----- RECORDS FOR PROCESSING -----
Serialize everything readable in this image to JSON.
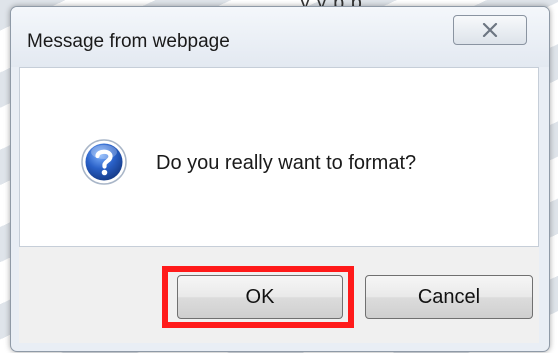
{
  "background": {
    "partial_text": "y     y  p  p"
  },
  "dialog": {
    "title": "Message from webpage",
    "close_icon": "close-x-icon",
    "message_icon": "question-mark-icon",
    "message": "Do you really want to format?",
    "buttons": {
      "ok_label": "OK",
      "cancel_label": "Cancel"
    },
    "highlight_color": "#ff1a1a",
    "icon_color": "#1d4fa8"
  }
}
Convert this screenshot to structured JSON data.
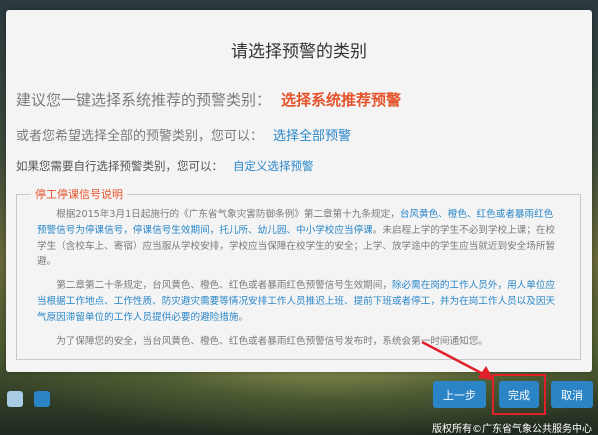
{
  "dialog": {
    "title": "请选择预警的类别",
    "row1_text": "建议您一键选择系统推荐的预警类别：",
    "row1_link": "选择系统推荐预警",
    "row2_text": "或者您希望选择全部的预警类别，您可以：",
    "row2_link": "选择全部预警",
    "row3_text": "如果您需要自行选择预警类别，您可以：",
    "row3_link": "自定义选择预警",
    "legend": "停工停课信号说明",
    "p1_a": "根据2015年3月1日起施行的《广东省气象灾害防御条例》第二章第十九条规定，",
    "p1_b": "台风黄色、橙色、红色或者暴雨红色预警信号为停课信号，停课信号生效期间，托儿所、幼儿园、中小学校应当停课",
    "p1_c": "。未启程上学的学生不必到学校上课；在校学生（含校车上、寄宿）应当服从学校安排，学校应当保障在校学生的安全；上学、放学途中的学生应当就近到安全场所暂避。",
    "p2_a": "第二章第二十条规定，台风黄色、橙色、红色或者暴雨红色预警信号生效期间，",
    "p2_b": "除必需在岗的工作人员外，用人单位应当根据工作地点、工作性质、防灾避灾需要等情况安排工作人员推迟上班、提前下班或者停工，并为在岗工作人员以及因天气原因滞留单位的工作人员提供必要的避险措施",
    "p2_c": "。",
    "p3": "为了保障您的安全，当台风黄色、橙色、红色或者暴雨红色预警信号发布时，系统会第一时间通知您。"
  },
  "footer": {
    "prev_label": "上一步",
    "done_label": "完成",
    "cancel_label": "取消",
    "copyright": "版权所有©广东省气象公共服务中心"
  },
  "colors": {
    "accent": "#2a84c6",
    "highlight": "#e5542c",
    "annotation": "#e0202a"
  }
}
-----
TASK PROMPT: Looking at the records above, report how many lines contain the word "this". Answer with the number only.

SOLUTION TO THE EXERCISE: 2